* TASK STATEMENT *
Express the material from the line containing "wire shield diagonal" through the line containing "wire Gnd lead [63,88,95,90]", both included, as a JSON list of strings with one string per line. Omit blank lines.

******************************

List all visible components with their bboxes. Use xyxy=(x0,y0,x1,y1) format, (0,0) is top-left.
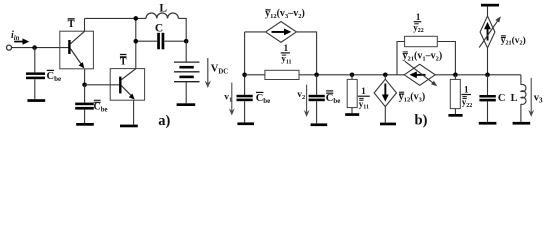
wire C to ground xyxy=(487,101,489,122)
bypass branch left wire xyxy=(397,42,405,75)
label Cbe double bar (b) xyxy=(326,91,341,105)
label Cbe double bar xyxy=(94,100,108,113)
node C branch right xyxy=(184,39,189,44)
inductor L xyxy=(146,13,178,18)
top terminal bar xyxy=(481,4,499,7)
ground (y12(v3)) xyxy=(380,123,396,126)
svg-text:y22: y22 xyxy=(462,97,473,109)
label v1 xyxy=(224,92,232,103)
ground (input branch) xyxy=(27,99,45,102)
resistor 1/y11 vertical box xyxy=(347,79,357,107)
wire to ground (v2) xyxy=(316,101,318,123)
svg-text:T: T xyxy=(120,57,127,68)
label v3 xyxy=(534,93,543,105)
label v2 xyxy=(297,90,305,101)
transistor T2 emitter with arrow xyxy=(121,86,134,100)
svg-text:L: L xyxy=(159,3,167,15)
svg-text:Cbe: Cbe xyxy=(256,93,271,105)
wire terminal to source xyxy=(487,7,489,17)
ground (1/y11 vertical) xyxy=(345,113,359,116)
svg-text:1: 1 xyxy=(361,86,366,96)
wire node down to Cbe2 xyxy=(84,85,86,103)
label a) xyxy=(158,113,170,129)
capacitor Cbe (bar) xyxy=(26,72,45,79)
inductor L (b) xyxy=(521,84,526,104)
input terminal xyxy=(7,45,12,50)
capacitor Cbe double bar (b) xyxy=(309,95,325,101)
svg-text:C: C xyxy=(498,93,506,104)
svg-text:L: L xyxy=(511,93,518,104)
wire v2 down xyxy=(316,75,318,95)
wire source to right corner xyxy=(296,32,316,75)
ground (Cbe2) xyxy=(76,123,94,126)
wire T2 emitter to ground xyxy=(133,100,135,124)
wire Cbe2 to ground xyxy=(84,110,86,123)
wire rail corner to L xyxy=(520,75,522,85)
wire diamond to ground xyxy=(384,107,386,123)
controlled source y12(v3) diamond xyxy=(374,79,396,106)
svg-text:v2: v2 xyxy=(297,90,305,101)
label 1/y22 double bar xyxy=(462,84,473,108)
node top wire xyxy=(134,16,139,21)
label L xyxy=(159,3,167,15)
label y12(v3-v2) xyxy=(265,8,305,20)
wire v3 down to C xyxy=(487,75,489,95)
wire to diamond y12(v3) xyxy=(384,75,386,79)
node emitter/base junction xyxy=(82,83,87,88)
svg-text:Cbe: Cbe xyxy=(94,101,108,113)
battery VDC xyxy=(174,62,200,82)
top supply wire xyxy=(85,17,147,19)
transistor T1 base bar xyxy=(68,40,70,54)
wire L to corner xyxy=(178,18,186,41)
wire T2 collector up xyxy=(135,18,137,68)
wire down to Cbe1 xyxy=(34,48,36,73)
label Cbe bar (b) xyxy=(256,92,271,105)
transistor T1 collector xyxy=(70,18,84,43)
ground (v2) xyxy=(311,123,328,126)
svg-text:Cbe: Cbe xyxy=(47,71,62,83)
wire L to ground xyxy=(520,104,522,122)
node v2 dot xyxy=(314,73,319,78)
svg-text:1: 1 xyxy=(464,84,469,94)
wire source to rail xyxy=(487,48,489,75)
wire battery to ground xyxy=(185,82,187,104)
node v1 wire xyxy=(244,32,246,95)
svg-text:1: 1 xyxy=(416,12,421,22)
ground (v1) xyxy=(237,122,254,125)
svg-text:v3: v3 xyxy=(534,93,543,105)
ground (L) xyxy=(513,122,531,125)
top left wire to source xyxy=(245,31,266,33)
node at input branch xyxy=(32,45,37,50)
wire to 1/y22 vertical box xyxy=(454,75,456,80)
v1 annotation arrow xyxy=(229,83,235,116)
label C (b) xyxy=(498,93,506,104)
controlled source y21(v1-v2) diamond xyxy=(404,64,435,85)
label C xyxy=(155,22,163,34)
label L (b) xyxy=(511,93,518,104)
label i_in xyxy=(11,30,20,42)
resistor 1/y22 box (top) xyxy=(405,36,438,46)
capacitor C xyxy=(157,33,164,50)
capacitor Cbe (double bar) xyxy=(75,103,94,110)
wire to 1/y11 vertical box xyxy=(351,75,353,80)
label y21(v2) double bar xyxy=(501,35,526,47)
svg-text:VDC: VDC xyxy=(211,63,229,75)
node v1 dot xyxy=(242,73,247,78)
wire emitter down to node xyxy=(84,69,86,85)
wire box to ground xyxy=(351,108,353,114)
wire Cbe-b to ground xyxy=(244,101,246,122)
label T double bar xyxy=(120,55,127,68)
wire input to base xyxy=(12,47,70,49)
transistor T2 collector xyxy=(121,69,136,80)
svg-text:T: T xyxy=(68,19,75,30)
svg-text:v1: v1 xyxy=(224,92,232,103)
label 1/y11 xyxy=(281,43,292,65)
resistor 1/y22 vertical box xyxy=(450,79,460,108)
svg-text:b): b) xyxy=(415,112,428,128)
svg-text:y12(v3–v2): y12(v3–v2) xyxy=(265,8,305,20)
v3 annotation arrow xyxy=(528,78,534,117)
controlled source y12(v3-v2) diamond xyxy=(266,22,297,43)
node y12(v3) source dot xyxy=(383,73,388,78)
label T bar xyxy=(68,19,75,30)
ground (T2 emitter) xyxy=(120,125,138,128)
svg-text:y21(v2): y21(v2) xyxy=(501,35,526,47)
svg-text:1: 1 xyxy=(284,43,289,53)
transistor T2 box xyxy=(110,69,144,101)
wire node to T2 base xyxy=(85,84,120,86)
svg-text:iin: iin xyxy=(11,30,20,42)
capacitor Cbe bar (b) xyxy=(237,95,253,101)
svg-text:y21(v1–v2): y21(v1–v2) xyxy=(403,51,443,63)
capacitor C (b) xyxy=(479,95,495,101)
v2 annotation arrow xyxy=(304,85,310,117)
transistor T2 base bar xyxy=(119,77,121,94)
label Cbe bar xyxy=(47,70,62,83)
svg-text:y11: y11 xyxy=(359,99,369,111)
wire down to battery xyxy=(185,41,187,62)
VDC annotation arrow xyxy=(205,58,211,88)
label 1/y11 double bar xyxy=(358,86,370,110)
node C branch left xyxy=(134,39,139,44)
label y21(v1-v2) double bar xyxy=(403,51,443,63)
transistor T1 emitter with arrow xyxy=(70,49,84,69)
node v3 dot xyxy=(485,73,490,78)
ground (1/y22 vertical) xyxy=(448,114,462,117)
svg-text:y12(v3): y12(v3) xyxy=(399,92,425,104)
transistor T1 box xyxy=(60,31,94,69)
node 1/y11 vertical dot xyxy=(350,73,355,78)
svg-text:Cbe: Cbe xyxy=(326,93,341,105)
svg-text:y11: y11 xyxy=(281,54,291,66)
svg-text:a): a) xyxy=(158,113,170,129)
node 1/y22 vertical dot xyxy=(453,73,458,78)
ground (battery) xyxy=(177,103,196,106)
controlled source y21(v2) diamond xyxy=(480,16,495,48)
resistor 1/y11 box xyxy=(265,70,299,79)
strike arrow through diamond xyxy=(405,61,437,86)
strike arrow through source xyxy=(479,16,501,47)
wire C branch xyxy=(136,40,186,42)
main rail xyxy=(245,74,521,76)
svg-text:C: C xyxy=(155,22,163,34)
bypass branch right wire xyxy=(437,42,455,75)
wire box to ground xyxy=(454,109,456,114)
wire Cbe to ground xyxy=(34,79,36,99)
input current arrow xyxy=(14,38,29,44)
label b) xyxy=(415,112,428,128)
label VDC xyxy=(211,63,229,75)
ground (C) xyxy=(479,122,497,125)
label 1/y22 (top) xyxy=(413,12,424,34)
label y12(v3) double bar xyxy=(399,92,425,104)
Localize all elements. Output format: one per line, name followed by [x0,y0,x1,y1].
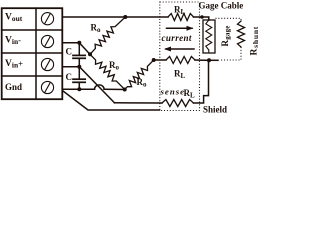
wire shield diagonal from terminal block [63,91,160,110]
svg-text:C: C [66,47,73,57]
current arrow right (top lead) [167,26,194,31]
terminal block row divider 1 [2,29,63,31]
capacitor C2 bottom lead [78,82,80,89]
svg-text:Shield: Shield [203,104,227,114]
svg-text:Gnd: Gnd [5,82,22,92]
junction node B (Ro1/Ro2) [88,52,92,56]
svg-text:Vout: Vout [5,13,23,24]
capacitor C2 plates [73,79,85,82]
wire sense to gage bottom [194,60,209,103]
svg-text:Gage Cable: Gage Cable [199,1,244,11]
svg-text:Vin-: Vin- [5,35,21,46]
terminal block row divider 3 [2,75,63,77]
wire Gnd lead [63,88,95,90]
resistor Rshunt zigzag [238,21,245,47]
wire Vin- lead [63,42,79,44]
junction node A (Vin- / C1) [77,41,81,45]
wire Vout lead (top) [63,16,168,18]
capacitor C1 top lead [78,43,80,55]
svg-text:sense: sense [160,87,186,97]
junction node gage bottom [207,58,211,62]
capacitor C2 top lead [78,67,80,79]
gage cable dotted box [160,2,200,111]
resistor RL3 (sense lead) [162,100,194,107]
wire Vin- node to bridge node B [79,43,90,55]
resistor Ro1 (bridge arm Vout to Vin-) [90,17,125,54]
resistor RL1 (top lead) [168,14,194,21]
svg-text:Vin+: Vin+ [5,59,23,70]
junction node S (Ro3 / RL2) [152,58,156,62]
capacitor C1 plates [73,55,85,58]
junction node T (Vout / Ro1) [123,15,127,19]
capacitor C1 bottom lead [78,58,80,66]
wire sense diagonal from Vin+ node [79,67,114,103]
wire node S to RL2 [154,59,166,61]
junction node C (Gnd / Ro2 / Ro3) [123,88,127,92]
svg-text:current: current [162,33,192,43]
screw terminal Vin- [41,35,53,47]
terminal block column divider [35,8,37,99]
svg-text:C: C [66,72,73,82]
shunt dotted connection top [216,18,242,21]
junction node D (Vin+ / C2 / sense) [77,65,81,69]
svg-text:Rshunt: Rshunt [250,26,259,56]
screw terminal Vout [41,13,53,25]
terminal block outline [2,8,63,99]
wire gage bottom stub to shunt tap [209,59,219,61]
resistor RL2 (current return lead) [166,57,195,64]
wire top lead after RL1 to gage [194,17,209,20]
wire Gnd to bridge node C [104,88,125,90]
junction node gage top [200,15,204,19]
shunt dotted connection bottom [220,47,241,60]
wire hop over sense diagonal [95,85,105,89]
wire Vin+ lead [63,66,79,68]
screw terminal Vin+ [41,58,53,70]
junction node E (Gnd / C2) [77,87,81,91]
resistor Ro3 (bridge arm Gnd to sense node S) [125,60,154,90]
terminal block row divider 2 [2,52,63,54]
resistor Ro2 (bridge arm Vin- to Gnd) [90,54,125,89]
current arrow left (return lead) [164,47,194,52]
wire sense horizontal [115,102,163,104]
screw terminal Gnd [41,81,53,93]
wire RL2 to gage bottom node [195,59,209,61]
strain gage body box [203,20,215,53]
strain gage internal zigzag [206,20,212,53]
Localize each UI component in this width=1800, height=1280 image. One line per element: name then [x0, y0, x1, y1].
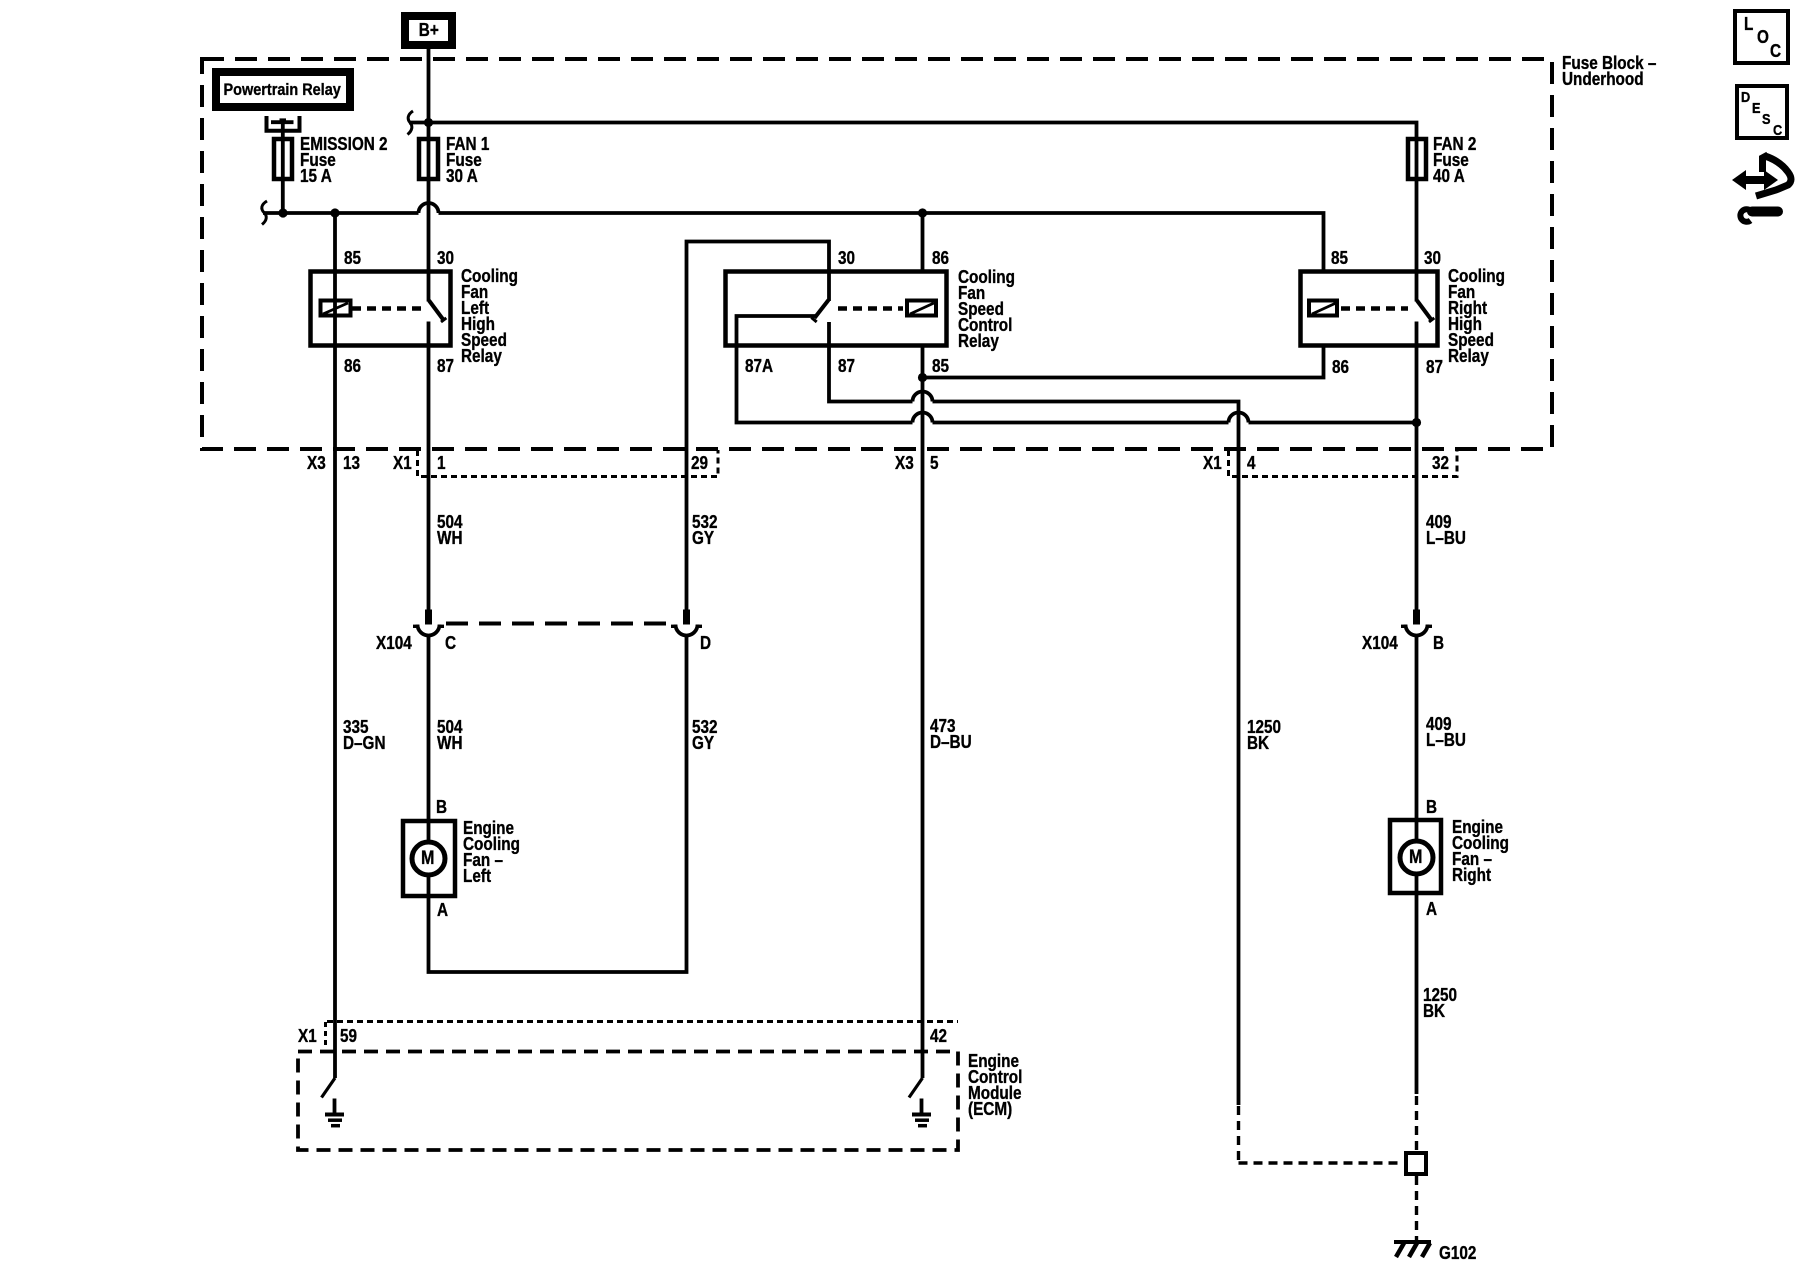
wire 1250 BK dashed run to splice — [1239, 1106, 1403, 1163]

******************************

* WRITTEN ANSWER *
[
  "wire shield diagonal from terminal block [63,91,160,110]",
  "svg-text:C: C [66,47,73,57]",
  "current arrow right (top lead) [167,26,194,31]",
  "terminal block row divider 1 [2,29,63,31]",
  "capacitor C2 bottom lead [78,82,80,89]",
  "svg-text:Shield: Shield [203,104,227,114]",
  "svg-text:Gnd: Gnd [5,82,22,92]",
  "junction node B (Ro1/Ro2) [88,52,92,56]",
  "svg-text:Vout: Vout [5,13,23,24]",
  "capacitor C2 plates [73,79,85,82]",
  "wire sense to gage bottom [194,60,209,103]",
  "svg-text:Gage Cable: Gage Cable [199,1,244,11]",
  "svg-text:Vin-: Vin- [5,35,21,46]",
  "terminal block row divider 3 [2,75,63,77]",
  "wire Gnd lead [63,88,95,90]"
]